** BEGIN Records to process **

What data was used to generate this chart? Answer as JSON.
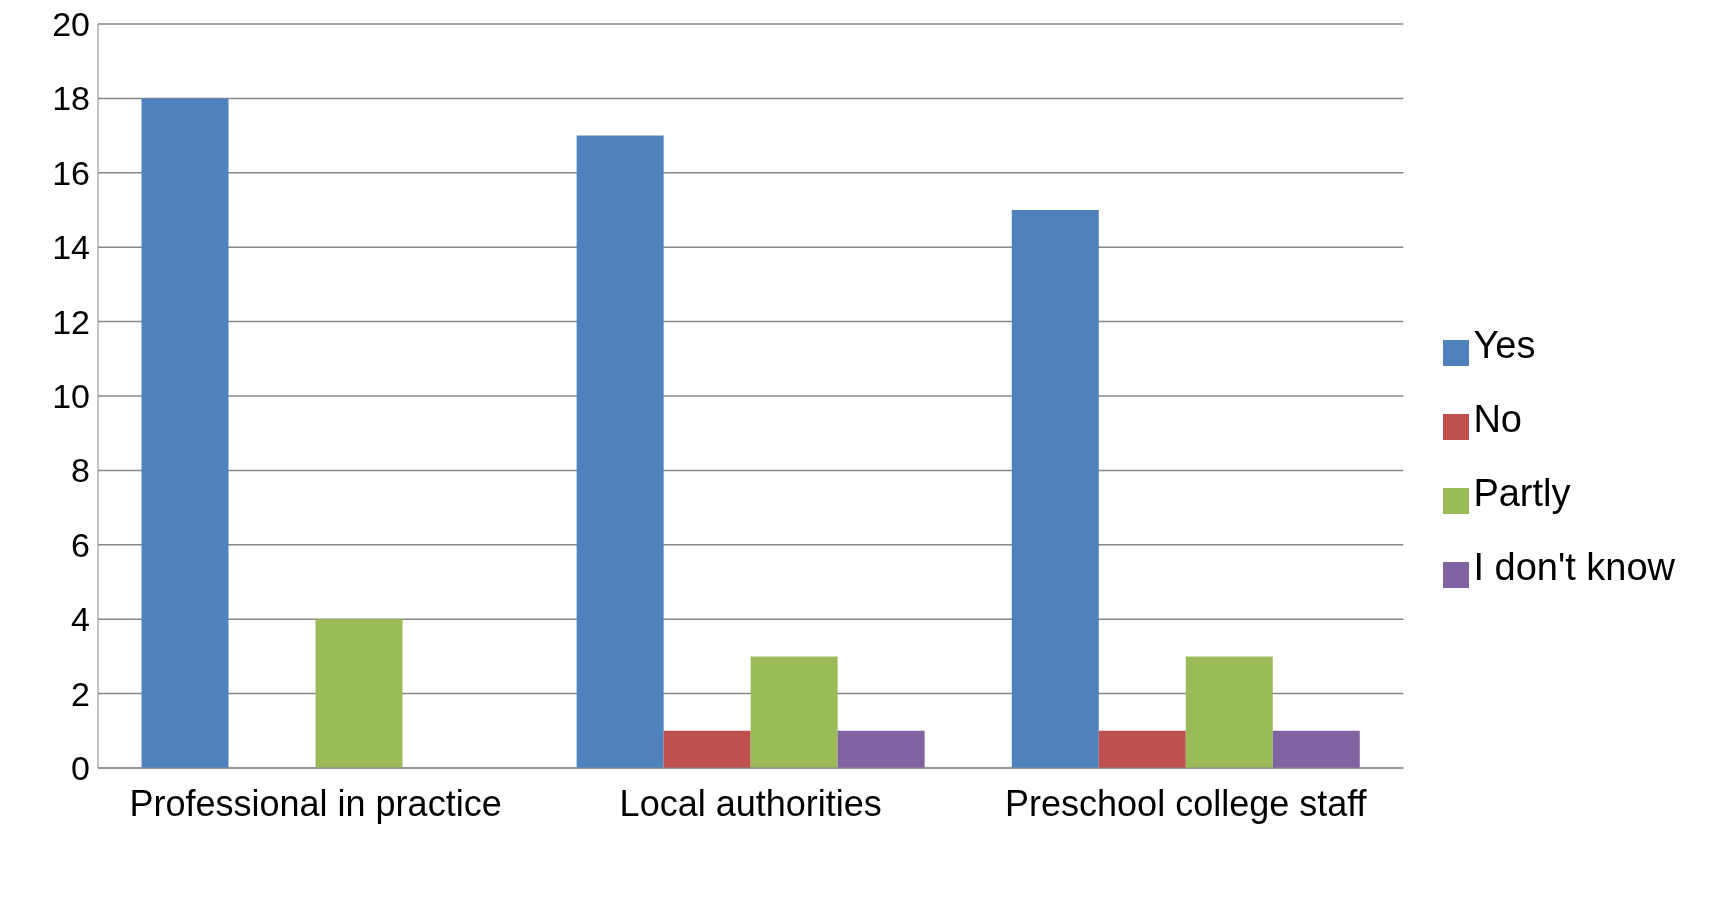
{
  "chart_data": {
    "type": "bar",
    "categories": [
      "Professional in practice",
      "Local authorities",
      "Preschool college staff"
    ],
    "series": [
      {
        "name": "Yes",
        "color": "#4f81bd",
        "values": [
          18,
          17,
          15
        ]
      },
      {
        "name": "No",
        "color": "#c0504d",
        "values": [
          0,
          1,
          1
        ]
      },
      {
        "name": "Partly",
        "color": "#9bbb59",
        "values": [
          4,
          3,
          3
        ]
      },
      {
        "name": "I don't know",
        "color": "#8064a2",
        "values": [
          0,
          1,
          1
        ]
      }
    ],
    "ylim": [
      0,
      20
    ],
    "yticks": [
      0,
      2,
      4,
      6,
      8,
      10,
      12,
      14,
      16,
      18,
      20
    ],
    "grid": "y",
    "legend": "right"
  }
}
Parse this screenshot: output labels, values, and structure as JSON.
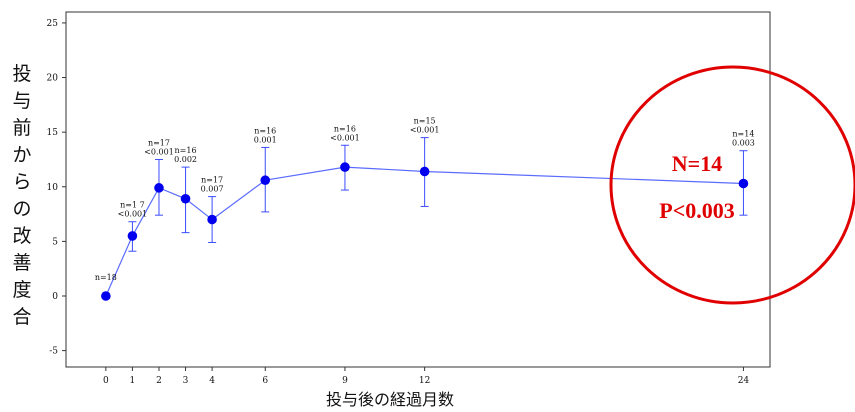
{
  "chart_data": {
    "type": "line",
    "title": "",
    "xlabel": "投与後の経過月数",
    "ylabel": "投与前からの改善度合",
    "xlim": [
      -1.5,
      25
    ],
    "ylim": [
      -6.5,
      26
    ],
    "x_ticks": [
      0,
      1,
      2,
      3,
      4,
      6,
      9,
      12,
      24
    ],
    "y_ticks": [
      -5,
      0,
      5,
      10,
      15,
      20,
      25
    ],
    "grid": false,
    "series": [
      {
        "color": "#0000ee",
        "x": [
          0,
          1,
          2,
          3,
          4,
          6,
          9,
          12,
          24
        ],
        "y": [
          0,
          5.5,
          9.9,
          8.9,
          7.0,
          10.6,
          11.8,
          11.4,
          10.3
        ],
        "err_low": [
          0,
          4.1,
          7.4,
          5.8,
          4.9,
          7.7,
          9.7,
          8.2,
          7.4
        ],
        "err_high": [
          0,
          6.8,
          12.5,
          11.8,
          9.1,
          13.6,
          13.8,
          14.5,
          13.3
        ],
        "n_labels": [
          "n=18",
          "n=1 7",
          "n=17",
          "n=16",
          "n=17",
          "n=16",
          "n=16",
          "n=15",
          "n=14"
        ],
        "p_labels": [
          "",
          "<0.001",
          "<0.001",
          "0.002",
          "0.007",
          "0.001",
          "<0.001",
          "<0.001",
          "0.003"
        ]
      }
    ],
    "highlight": {
      "text1": "N=14",
      "text2": "P<0.003",
      "color": "#e00000"
    }
  }
}
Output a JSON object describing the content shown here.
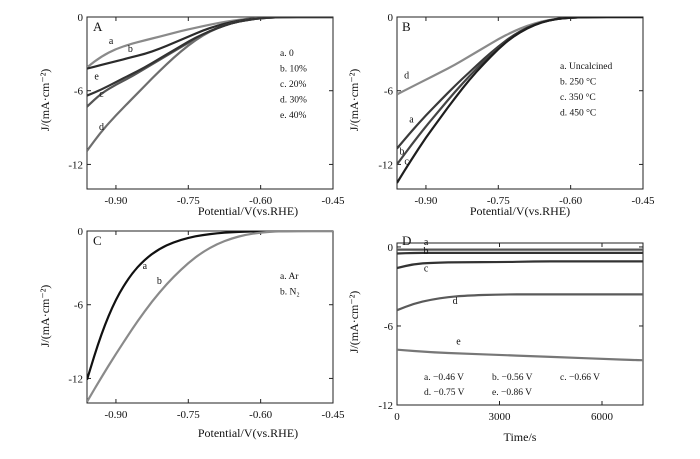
{
  "chart_data": [
    {
      "panel": "A",
      "type": "line",
      "xlabel": "Potential/V(vs.RHE)",
      "ylabel": "J/(mA·cm⁻²)",
      "xlim": [
        -0.96,
        -0.45
      ],
      "ylim": [
        -14,
        0
      ],
      "xticks": [
        -0.9,
        -0.75,
        -0.6,
        -0.45
      ],
      "xticklabels": [
        "-0.90",
        "-0.75",
        "-0.60",
        "-0.45"
      ],
      "yticks": [
        0,
        -6,
        -12
      ],
      "yticklabels": [
        "0",
        "-6",
        "-12"
      ],
      "legend": [
        "a. 0",
        "b. 10%",
        "c. 20%",
        "d. 30%",
        "e. 40%"
      ],
      "series": [
        {
          "label": "a",
          "color": "#8a8a8a",
          "x": [
            -0.96,
            -0.93,
            -0.9,
            -0.87,
            -0.84,
            -0.81,
            -0.78,
            -0.75,
            -0.72,
            -0.69,
            -0.66,
            -0.63,
            -0.6,
            -0.57,
            -0.54,
            -0.51,
            -0.48,
            -0.45
          ],
          "y": [
            -4.1,
            -3.2,
            -2.6,
            -2.2,
            -1.9,
            -1.6,
            -1.3,
            -1.0,
            -0.75,
            -0.5,
            -0.3,
            -0.15,
            -0.06,
            -0.02,
            0,
            0,
            0,
            0
          ]
        },
        {
          "label": "b",
          "color": "#2b2b2b",
          "x": [
            -0.96,
            -0.93,
            -0.9,
            -0.87,
            -0.84,
            -0.81,
            -0.78,
            -0.75,
            -0.72,
            -0.69,
            -0.66,
            -0.63,
            -0.6,
            -0.57,
            -0.54,
            -0.51,
            -0.48,
            -0.45
          ],
          "y": [
            -4.2,
            -3.9,
            -3.6,
            -3.3,
            -3.0,
            -2.6,
            -2.1,
            -1.6,
            -1.1,
            -0.7,
            -0.4,
            -0.2,
            -0.08,
            -0.02,
            0,
            0,
            0,
            0
          ]
        },
        {
          "label": "c",
          "color": "#555555",
          "x": [
            -0.96,
            -0.93,
            -0.9,
            -0.87,
            -0.84,
            -0.81,
            -0.78,
            -0.75,
            -0.72,
            -0.69,
            -0.66,
            -0.63,
            -0.6,
            -0.57,
            -0.54,
            -0.51,
            -0.48,
            -0.45
          ],
          "y": [
            -7.3,
            -6.2,
            -5.5,
            -4.9,
            -4.2,
            -3.5,
            -2.8,
            -2.1,
            -1.4,
            -0.9,
            -0.5,
            -0.25,
            -0.1,
            -0.03,
            0,
            0,
            0,
            0
          ]
        },
        {
          "label": "d",
          "color": "#6e6e6e",
          "x": [
            -0.96,
            -0.93,
            -0.9,
            -0.87,
            -0.84,
            -0.81,
            -0.78,
            -0.75,
            -0.72,
            -0.69,
            -0.66,
            -0.63,
            -0.6,
            -0.57,
            -0.54,
            -0.51,
            -0.48,
            -0.45
          ],
          "y": [
            -10.9,
            -9.3,
            -8.0,
            -6.8,
            -5.6,
            -4.4,
            -3.3,
            -2.3,
            -1.5,
            -0.9,
            -0.5,
            -0.25,
            -0.1,
            -0.03,
            0,
            0,
            0,
            0
          ]
        },
        {
          "label": "e",
          "color": "#333333",
          "x": [
            -0.96,
            -0.93,
            -0.9,
            -0.87,
            -0.84,
            -0.81,
            -0.78,
            -0.75,
            -0.72,
            -0.69,
            -0.66,
            -0.63,
            -0.6,
            -0.57,
            -0.54,
            -0.51,
            -0.48,
            -0.45
          ],
          "y": [
            -6.4,
            -5.9,
            -5.3,
            -4.7,
            -4.1,
            -3.4,
            -2.7,
            -2.0,
            -1.4,
            -0.9,
            -0.5,
            -0.25,
            -0.1,
            -0.03,
            0,
            0,
            0,
            0
          ]
        }
      ],
      "curve_labels": [
        {
          "text": "a",
          "x": -0.91,
          "y": -2.2
        },
        {
          "text": "b",
          "x": -0.87,
          "y": -2.85
        },
        {
          "text": "e",
          "x": -0.94,
          "y": -5.1
        },
        {
          "text": "c",
          "x": -0.93,
          "y": -6.5
        },
        {
          "text": "d",
          "x": -0.93,
          "y": -9.2
        }
      ]
    },
    {
      "panel": "B",
      "type": "line",
      "xlabel": "Potential/V(vs.RHE)",
      "ylabel": "J/(mA·cm⁻²)",
      "xlim": [
        -0.96,
        -0.45
      ],
      "ylim": [
        -14,
        0
      ],
      "xticks": [
        -0.9,
        -0.75,
        -0.6,
        -0.45
      ],
      "xticklabels": [
        "-0.90",
        "-0.75",
        "-0.60",
        "-0.45"
      ],
      "yticks": [
        0,
        -6,
        -12
      ],
      "yticklabels": [
        "0",
        "-6",
        "-12"
      ],
      "legend": [
        "a.  Uncalcined",
        "b.  250 °C",
        "c.  350 °C",
        "d.  450 °C"
      ],
      "series": [
        {
          "label": "d",
          "color": "#8a8a8a",
          "x": [
            -0.96,
            -0.93,
            -0.9,
            -0.87,
            -0.84,
            -0.81,
            -0.78,
            -0.75,
            -0.72,
            -0.69,
            -0.66,
            -0.63,
            -0.6,
            -0.57,
            -0.54,
            -0.51,
            -0.48,
            -0.45
          ],
          "y": [
            -6.3,
            -5.7,
            -5.1,
            -4.5,
            -3.9,
            -3.2,
            -2.5,
            -1.8,
            -1.2,
            -0.7,
            -0.35,
            -0.15,
            -0.05,
            -0.01,
            0,
            0,
            0,
            0
          ]
        },
        {
          "label": "a",
          "color": "#3a3a3a",
          "x": [
            -0.96,
            -0.93,
            -0.9,
            -0.87,
            -0.84,
            -0.81,
            -0.78,
            -0.75,
            -0.72,
            -0.69,
            -0.66,
            -0.63,
            -0.6,
            -0.57,
            -0.54,
            -0.51,
            -0.48,
            -0.45
          ],
          "y": [
            -10.7,
            -9.3,
            -8.0,
            -6.8,
            -5.6,
            -4.5,
            -3.4,
            -2.4,
            -1.5,
            -0.85,
            -0.4,
            -0.15,
            -0.05,
            -0.01,
            0,
            0,
            0,
            0
          ]
        },
        {
          "label": "b",
          "color": "#444444",
          "x": [
            -0.96,
            -0.93,
            -0.9,
            -0.87,
            -0.84,
            -0.81,
            -0.78,
            -0.75,
            -0.72,
            -0.69,
            -0.66,
            -0.63,
            -0.6,
            -0.57,
            -0.54,
            -0.51,
            -0.48,
            -0.45
          ],
          "y": [
            -12.0,
            -10.4,
            -8.9,
            -7.5,
            -6.1,
            -4.8,
            -3.6,
            -2.5,
            -1.6,
            -0.9,
            -0.42,
            -0.16,
            -0.05,
            -0.01,
            0,
            0,
            0,
            0
          ]
        },
        {
          "label": "c",
          "color": "#1e1e1e",
          "x": [
            -0.96,
            -0.93,
            -0.9,
            -0.87,
            -0.84,
            -0.81,
            -0.78,
            -0.75,
            -0.72,
            -0.69,
            -0.66,
            -0.63,
            -0.6,
            -0.57,
            -0.54,
            -0.51,
            -0.48,
            -0.45
          ],
          "y": [
            -13.5,
            -11.6,
            -9.8,
            -8.2,
            -6.6,
            -5.1,
            -3.8,
            -2.6,
            -1.6,
            -0.9,
            -0.42,
            -0.16,
            -0.05,
            -0.01,
            0,
            0,
            0,
            0
          ]
        }
      ],
      "curve_labels": [
        {
          "text": "d",
          "x": -0.94,
          "y": -5.0
        },
        {
          "text": "a",
          "x": -0.93,
          "y": -8.6
        },
        {
          "text": "b",
          "x": -0.95,
          "y": -11.2
        },
        {
          "text": "c",
          "x": -0.94,
          "y": -12.0
        }
      ]
    },
    {
      "panel": "C",
      "type": "line",
      "xlabel": "Potential/V(vs.RHE)",
      "ylabel": "J/(mA·cm⁻²)",
      "xlim": [
        -0.96,
        -0.45
      ],
      "ylim": [
        -14,
        0
      ],
      "xticks": [
        -0.9,
        -0.75,
        -0.6,
        -0.45
      ],
      "xticklabels": [
        "-0.90",
        "-0.75",
        "-0.60",
        "-0.45"
      ],
      "yticks": [
        0,
        -6,
        -12
      ],
      "yticklabels": [
        "0",
        "-6",
        "-12"
      ],
      "legend": [
        "a.  Ar",
        "b.  N₂"
      ],
      "series": [
        {
          "label": "a",
          "color": "#111111",
          "x": [
            -0.96,
            -0.93,
            -0.9,
            -0.87,
            -0.84,
            -0.81,
            -0.78,
            -0.75,
            -0.72,
            -0.69,
            -0.66,
            -0.63,
            -0.6,
            -0.57,
            -0.54,
            -0.51,
            -0.48,
            -0.45
          ],
          "y": [
            -12.1,
            -8.3,
            -5.5,
            -3.6,
            -2.3,
            -1.45,
            -0.9,
            -0.55,
            -0.32,
            -0.18,
            -0.1,
            -0.05,
            -0.02,
            -0.01,
            0,
            0,
            0,
            0
          ]
        },
        {
          "label": "b",
          "color": "#8a8a8a",
          "x": [
            -0.96,
            -0.93,
            -0.9,
            -0.87,
            -0.84,
            -0.81,
            -0.78,
            -0.75,
            -0.72,
            -0.69,
            -0.66,
            -0.63,
            -0.6,
            -0.57,
            -0.54,
            -0.51,
            -0.48,
            -0.45
          ],
          "y": [
            -13.9,
            -11.9,
            -10.0,
            -8.2,
            -6.5,
            -5.0,
            -3.7,
            -2.6,
            -1.7,
            -1.05,
            -0.6,
            -0.3,
            -0.12,
            -0.04,
            -0.01,
            0,
            0,
            0
          ]
        }
      ],
      "curve_labels": [
        {
          "text": "a",
          "x": -0.84,
          "y": -3.1
        },
        {
          "text": "b",
          "x": -0.81,
          "y": -4.3
        }
      ]
    },
    {
      "panel": "D",
      "type": "line",
      "xlabel": "Time/s",
      "ylabel": "J/(mA·cm⁻²)",
      "xlim": [
        0,
        7200
      ],
      "ylim": [
        -12,
        0.3
      ],
      "xticks": [
        0,
        3000,
        6000
      ],
      "xticklabels": [
        "0",
        "3000",
        "6000"
      ],
      "yticks": [
        0,
        -6,
        -12
      ],
      "yticklabels": [
        "0",
        "-6",
        "-12"
      ],
      "legend": [
        "a. −0.46 V",
        "b. −0.56 V",
        "c. −0.66 V",
        "d. −0.75 V",
        "e. −0.86 V"
      ],
      "series": [
        {
          "label": "a",
          "color": "#555555",
          "x": [
            0,
            500,
            1000,
            2000,
            3000,
            4000,
            5000,
            6000,
            7200
          ],
          "y": [
            -0.2,
            -0.2,
            -0.2,
            -0.2,
            -0.2,
            -0.2,
            -0.2,
            -0.2,
            -0.2
          ]
        },
        {
          "label": "b",
          "color": "#333333",
          "x": [
            0,
            500,
            1000,
            2000,
            3000,
            4000,
            5000,
            6000,
            7200
          ],
          "y": [
            -0.5,
            -0.45,
            -0.45,
            -0.45,
            -0.45,
            -0.45,
            -0.45,
            -0.45,
            -0.45
          ]
        },
        {
          "label": "c",
          "color": "#333333",
          "x": [
            0,
            500,
            1000,
            2000,
            3000,
            4000,
            5000,
            6000,
            7200
          ],
          "y": [
            -1.6,
            -1.3,
            -1.2,
            -1.15,
            -1.15,
            -1.1,
            -1.1,
            -1.1,
            -1.1
          ]
        },
        {
          "label": "d",
          "color": "#5a5a5a",
          "x": [
            0,
            500,
            1000,
            1500,
            2000,
            3000,
            4000,
            5000,
            6000,
            7200
          ],
          "y": [
            -4.8,
            -4.3,
            -4.0,
            -3.8,
            -3.7,
            -3.6,
            -3.6,
            -3.6,
            -3.6,
            -3.6
          ]
        },
        {
          "label": "e",
          "color": "#777777",
          "x": [
            0,
            1000,
            2000,
            3000,
            4000,
            5000,
            6000,
            7200
          ],
          "y": [
            -7.8,
            -8.0,
            -8.1,
            -8.2,
            -8.3,
            -8.4,
            -8.5,
            -8.6
          ]
        }
      ],
      "curve_labels": [
        {
          "text": "a",
          "x": 850,
          "y": 0.15
        },
        {
          "text": "b",
          "x": 850,
          "y": -0.55
        },
        {
          "text": "c",
          "x": 850,
          "y": -1.85
        },
        {
          "text": "d",
          "x": 1700,
          "y": -4.35
        },
        {
          "text": "e",
          "x": 1800,
          "y": -7.4
        }
      ]
    }
  ],
  "panel_letters": [
    "A",
    "B",
    "C",
    "D"
  ]
}
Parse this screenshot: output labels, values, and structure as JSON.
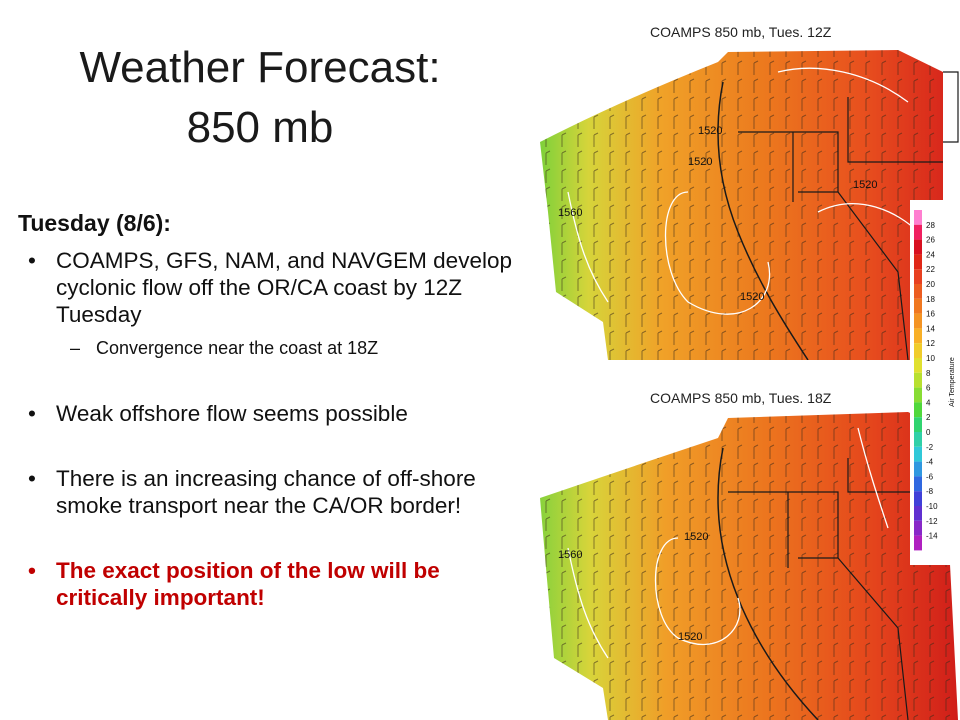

** END Records to process **

Reply with nothing except the number of lines in the listing above that include "name".

▸ Exercise result: 4